Task
Each entry below is to be transcribed exactly.
-.-.-
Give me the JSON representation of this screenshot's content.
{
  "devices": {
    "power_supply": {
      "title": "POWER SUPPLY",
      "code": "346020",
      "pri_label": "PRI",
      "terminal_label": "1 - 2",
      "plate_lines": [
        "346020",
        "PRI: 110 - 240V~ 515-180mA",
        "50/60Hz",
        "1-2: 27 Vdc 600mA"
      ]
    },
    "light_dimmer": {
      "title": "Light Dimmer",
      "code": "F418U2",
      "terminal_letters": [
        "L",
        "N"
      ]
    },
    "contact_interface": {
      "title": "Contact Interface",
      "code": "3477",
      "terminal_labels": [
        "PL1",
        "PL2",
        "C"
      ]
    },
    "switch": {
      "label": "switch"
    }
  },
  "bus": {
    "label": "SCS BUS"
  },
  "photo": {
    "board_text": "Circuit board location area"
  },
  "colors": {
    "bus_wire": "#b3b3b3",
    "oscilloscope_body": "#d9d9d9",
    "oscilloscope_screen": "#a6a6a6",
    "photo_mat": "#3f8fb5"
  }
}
-.-.-
Task output
Give me the JSON representation of this screenshot's content.
{
  "devices": {
    "power_supply": {
      "title": "POWER SUPPLY",
      "code": "346020",
      "pri_label": "PRI",
      "terminal_label": "1 - 2",
      "plate_lines": [
        "346020",
        "PRI: 110 - 240V~ 515-180mA",
        "50/60Hz",
        "1-2: 27 Vdc 600mA"
      ]
    },
    "light_dimmer": {
      "title": "Light Dimmer",
      "code": "F418U2",
      "terminal_letters": [
        "L",
        "N"
      ]
    },
    "contact_interface": {
      "title": "Contact Interface",
      "code": "3477",
      "terminal_labels": [
        "PL1",
        "PL2",
        "C"
      ]
    },
    "switch": {
      "label": "switch"
    }
  },
  "bus": {
    "label": "SCS BUS"
  },
  "photo": {
    "board_text": "Circuit board location area"
  },
  "colors": {
    "bus_wire": "#b3b3b3",
    "oscilloscope_body": "#d9d9d9",
    "oscilloscope_screen": "#a6a6a6",
    "photo_mat": "#3f8fb5"
  }
}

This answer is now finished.